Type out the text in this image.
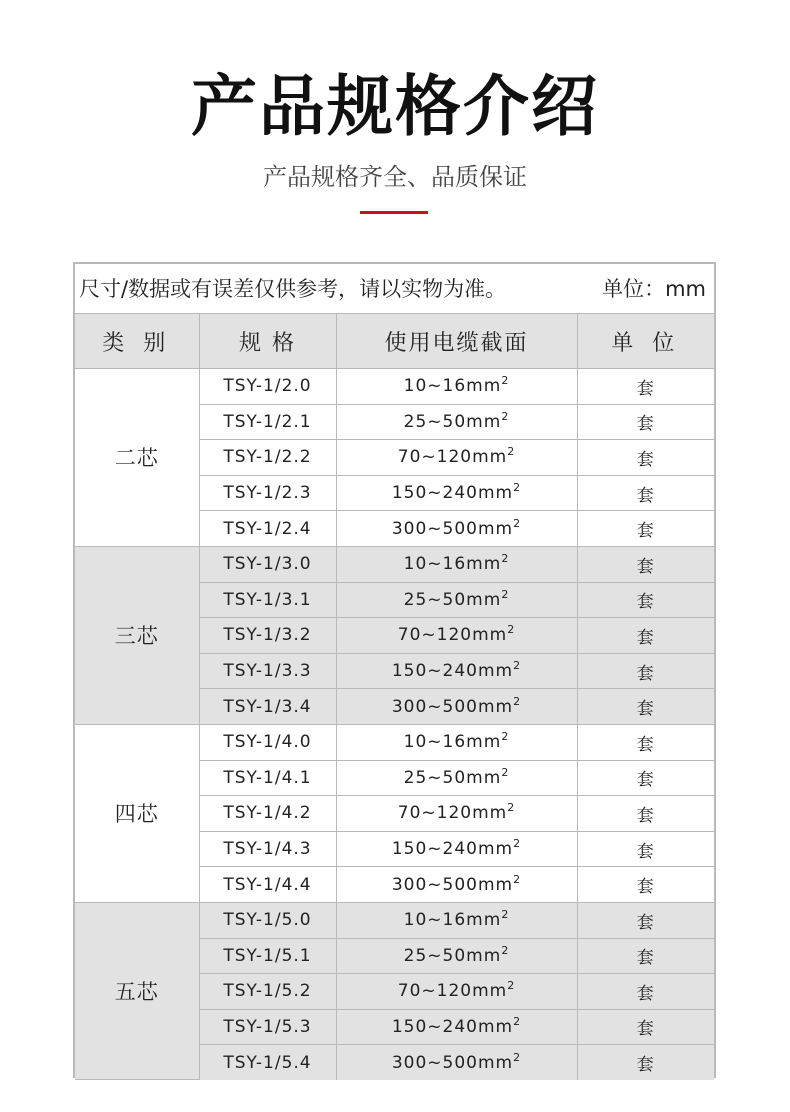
产品规格介绍
产品规格齐全、品质保证
尺寸/数据或有误差仅供参考，请以实物为准。	单位：mm
类 别	规 格	使用电缆截面	单 位
二芯	TSY-1/2.0	$10\sim 16mm^2$	套
	TSY-1/2.1	$25\sim 50mm^2$	套
	TSY-1/2.2	$70\sim 120mm^2$	套
	TSY-1/2.3	$150\sim 240mm^2$	套
	TSY-1/2.4	$300\sim 500mm^2$	套
三芯	TSY-1/3.0	$10\sim 16mm^2$	套
	TSY-1/3.1	$25\sim 50mm^2$	套
	TSY-1/3.2	$70\sim 120mm^2$	套
	TSY-1/3.3	$150\sim 240mm^2$	套
	TSY-1/3.4	$300\sim 500mm^2$	套
四芯	TSY-1/4.0	$10\sim 16mm^2$	套
	TSY-1/4.1	$25\sim 50mm^2$	套
	TSY-1/4.2	$70\sim 120mm^2$	套
	TSY-1/4.3	$150\sim 240mm^2$	套
	TSY-1/4.4	$300\sim 500mm^2$	套
五芯	TSY-1/5.0	$10\sim 16mm^2$	套
	TSY-1/5.1	$25\sim 50mm^2$	套
	TSY-1/5.2	$70\sim 120mm^2$	套
	TSY-1/5.3	$150\sim 240mm^2$	套
	TSY-1/5.4	$300\sim 500mm^2$	套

=-=-=-=-=

_Goal_: Each entry above is to be written out again unchanged, apart from the pictures, which are left out.

_Solution_:
Type out the text in this image.
产品规格介绍
产品规格齐全、品质保证
尺寸/数据或有误差仅供参考，请以实物为准。	单位：mm
类 别	规 格	使用电缆截面	单 位
二芯	TSY-1/2.0	$10\sim 16mm^2$	套
	TSY-1/2.1	$25\sim 50mm^2$	套
	TSY-1/2.2	$70\sim 120mm^2$	套
	TSY-1/2.3	$150\sim 240mm^2$	套
	TSY-1/2.4	$300\sim 500mm^2$	套
三芯	TSY-1/3.0	$10\sim 16mm^2$	套
	TSY-1/3.1	$25\sim 50mm^2$	套
	TSY-1/3.2	$70\sim 120mm^2$	套
	TSY-1/3.3	$150\sim 240mm^2$	套
	TSY-1/3.4	$300\sim 500mm^2$	套
四芯	TSY-1/4.0	$10\sim 16mm^2$	套
	TSY-1/4.1	$25\sim 50mm^2$	套
	TSY-1/4.2	$70\sim 120mm^2$	套
	TSY-1/4.3	$150\sim 240mm^2$	套
	TSY-1/4.4	$300\sim 500mm^2$	套
五芯	TSY-1/5.0	$10\sim 16mm^2$	套
	TSY-1/5.1	$25\sim 50mm^2$	套
	TSY-1/5.2	$70\sim 120mm^2$	套
	TSY-1/5.3	$150\sim 240mm^2$	套
	TSY-1/5.4	$300\sim 500mm^2$	套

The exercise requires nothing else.